▸ INSTRUCTION: Report how many lines below contain the word "subtitle", and give only that number.

▸ DATA FOR THIS TASK:
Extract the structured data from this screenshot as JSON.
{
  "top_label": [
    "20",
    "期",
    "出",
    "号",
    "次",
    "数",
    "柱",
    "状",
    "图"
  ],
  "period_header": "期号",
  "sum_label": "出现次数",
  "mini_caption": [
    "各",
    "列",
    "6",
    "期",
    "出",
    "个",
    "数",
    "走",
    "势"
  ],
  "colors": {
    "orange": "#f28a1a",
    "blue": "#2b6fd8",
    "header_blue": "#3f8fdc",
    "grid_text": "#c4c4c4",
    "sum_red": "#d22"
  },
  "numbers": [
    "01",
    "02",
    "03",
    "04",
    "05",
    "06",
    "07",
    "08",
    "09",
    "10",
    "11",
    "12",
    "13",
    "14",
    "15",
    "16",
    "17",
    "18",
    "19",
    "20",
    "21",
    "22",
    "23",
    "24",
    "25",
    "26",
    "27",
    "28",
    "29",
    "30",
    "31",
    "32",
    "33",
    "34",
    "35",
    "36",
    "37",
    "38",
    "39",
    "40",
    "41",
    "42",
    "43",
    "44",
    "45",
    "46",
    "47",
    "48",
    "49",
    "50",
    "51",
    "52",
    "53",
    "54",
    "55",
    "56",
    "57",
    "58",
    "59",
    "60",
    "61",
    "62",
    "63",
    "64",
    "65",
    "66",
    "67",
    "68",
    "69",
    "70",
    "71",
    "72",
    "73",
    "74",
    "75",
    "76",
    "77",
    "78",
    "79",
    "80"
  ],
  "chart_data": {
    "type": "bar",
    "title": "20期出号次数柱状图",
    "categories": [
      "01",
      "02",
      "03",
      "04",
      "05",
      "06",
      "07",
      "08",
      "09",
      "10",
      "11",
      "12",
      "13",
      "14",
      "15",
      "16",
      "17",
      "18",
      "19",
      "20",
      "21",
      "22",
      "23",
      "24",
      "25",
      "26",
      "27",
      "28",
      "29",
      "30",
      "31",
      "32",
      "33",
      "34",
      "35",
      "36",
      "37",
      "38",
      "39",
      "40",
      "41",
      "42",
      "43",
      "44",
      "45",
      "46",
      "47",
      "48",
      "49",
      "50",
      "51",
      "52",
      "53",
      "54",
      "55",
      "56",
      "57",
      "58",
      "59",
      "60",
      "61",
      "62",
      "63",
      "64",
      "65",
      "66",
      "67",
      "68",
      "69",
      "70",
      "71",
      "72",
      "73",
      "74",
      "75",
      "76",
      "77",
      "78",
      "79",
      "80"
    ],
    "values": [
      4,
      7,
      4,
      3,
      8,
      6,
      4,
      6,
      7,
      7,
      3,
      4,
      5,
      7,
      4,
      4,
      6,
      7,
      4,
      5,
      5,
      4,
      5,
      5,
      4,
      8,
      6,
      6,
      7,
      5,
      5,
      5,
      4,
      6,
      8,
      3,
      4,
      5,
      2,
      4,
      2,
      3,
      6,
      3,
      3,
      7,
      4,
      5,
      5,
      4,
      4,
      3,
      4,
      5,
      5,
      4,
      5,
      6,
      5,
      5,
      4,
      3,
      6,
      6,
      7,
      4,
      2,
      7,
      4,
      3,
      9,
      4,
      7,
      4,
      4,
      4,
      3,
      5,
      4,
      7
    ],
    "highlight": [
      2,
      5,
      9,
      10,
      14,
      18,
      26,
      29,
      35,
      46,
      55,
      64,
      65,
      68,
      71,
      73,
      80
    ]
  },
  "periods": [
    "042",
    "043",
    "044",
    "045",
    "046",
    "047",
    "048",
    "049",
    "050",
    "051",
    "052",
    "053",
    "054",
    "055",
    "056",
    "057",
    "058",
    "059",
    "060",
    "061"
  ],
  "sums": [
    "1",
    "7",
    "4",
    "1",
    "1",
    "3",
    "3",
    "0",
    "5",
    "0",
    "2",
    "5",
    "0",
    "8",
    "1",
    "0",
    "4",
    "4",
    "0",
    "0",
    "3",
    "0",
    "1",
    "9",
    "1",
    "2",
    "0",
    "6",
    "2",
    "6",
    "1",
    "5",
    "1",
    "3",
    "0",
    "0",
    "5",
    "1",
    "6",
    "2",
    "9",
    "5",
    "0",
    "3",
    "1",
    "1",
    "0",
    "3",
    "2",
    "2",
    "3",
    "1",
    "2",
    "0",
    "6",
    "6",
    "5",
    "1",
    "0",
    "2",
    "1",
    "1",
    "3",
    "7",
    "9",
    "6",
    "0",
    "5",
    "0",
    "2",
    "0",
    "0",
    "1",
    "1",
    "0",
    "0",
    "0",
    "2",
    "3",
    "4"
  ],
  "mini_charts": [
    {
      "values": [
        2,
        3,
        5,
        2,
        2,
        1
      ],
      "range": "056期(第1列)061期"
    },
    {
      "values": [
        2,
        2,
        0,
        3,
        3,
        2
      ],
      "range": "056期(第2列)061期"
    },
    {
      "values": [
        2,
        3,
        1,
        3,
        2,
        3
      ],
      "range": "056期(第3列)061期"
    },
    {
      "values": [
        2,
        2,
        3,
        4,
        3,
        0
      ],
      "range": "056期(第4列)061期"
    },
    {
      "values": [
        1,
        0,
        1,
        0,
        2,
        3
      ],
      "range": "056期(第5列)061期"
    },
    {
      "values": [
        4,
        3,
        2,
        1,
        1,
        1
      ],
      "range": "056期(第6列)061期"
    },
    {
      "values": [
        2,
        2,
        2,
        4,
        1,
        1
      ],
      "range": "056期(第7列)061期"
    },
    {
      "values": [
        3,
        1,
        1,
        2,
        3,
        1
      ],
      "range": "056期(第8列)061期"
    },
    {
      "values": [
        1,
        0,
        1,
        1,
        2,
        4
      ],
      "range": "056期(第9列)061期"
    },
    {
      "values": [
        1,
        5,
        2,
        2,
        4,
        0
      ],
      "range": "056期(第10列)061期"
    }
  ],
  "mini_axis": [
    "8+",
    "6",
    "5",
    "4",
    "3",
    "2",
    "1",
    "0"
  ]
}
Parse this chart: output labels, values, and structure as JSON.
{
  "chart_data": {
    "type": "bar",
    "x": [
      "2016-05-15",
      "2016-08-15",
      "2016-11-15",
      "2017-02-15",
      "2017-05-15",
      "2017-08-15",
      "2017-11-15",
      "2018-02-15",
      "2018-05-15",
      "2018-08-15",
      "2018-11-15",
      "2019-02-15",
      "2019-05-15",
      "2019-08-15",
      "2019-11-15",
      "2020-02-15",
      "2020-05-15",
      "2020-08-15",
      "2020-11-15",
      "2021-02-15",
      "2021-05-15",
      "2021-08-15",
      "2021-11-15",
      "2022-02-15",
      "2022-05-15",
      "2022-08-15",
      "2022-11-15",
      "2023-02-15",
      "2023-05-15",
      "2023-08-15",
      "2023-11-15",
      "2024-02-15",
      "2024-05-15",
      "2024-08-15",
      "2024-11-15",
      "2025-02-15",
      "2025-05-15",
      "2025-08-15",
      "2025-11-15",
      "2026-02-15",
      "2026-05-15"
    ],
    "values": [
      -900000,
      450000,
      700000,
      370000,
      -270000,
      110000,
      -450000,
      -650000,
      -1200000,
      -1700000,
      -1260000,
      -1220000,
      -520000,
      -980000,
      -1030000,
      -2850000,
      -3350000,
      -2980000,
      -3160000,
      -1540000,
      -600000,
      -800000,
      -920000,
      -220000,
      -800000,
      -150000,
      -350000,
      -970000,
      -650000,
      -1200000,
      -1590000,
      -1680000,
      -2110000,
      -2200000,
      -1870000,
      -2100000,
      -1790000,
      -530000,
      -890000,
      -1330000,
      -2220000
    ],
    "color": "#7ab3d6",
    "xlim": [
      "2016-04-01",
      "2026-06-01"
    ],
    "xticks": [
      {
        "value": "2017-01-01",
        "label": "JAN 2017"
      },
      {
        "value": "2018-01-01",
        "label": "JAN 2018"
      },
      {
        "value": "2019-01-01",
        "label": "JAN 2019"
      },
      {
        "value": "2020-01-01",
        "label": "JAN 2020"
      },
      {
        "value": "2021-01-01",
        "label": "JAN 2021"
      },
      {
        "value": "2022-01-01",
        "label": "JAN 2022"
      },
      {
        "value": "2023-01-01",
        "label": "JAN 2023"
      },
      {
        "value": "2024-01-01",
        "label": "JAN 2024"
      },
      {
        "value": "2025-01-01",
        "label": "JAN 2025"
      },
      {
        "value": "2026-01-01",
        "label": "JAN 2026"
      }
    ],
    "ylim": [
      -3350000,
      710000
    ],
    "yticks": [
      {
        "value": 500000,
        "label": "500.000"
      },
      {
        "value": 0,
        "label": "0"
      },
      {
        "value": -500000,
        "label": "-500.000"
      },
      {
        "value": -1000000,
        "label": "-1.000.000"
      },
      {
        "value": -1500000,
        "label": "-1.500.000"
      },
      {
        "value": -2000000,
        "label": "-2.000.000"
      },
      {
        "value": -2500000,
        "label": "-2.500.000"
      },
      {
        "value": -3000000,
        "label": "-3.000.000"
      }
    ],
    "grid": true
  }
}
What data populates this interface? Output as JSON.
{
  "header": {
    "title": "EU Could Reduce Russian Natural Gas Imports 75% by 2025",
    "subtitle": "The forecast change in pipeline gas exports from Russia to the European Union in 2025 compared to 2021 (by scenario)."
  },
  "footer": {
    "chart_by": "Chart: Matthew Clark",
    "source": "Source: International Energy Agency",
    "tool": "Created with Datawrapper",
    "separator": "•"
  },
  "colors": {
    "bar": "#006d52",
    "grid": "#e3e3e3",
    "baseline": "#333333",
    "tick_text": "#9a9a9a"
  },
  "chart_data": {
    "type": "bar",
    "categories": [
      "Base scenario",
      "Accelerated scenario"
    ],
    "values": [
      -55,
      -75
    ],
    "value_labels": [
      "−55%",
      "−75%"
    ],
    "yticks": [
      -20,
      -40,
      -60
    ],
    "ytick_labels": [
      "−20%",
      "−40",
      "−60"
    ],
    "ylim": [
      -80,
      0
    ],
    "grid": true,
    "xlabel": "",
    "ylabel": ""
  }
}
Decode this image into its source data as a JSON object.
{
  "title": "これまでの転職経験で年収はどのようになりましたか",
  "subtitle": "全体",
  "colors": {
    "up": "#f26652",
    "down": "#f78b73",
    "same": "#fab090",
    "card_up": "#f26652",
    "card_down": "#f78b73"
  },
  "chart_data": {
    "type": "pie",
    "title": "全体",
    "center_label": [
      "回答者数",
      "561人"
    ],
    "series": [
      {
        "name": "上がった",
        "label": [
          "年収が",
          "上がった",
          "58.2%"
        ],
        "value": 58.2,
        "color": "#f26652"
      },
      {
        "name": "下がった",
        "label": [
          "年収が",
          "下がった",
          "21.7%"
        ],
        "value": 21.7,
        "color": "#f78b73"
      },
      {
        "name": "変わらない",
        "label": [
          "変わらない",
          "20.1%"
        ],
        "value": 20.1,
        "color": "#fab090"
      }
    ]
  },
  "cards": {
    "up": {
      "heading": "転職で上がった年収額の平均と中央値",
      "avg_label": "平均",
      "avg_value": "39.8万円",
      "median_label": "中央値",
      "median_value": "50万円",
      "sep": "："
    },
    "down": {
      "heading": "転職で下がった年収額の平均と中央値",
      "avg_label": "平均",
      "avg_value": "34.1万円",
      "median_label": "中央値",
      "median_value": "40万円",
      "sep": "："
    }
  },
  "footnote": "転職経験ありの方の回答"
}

▸ RESULT OF THIS TASK: 2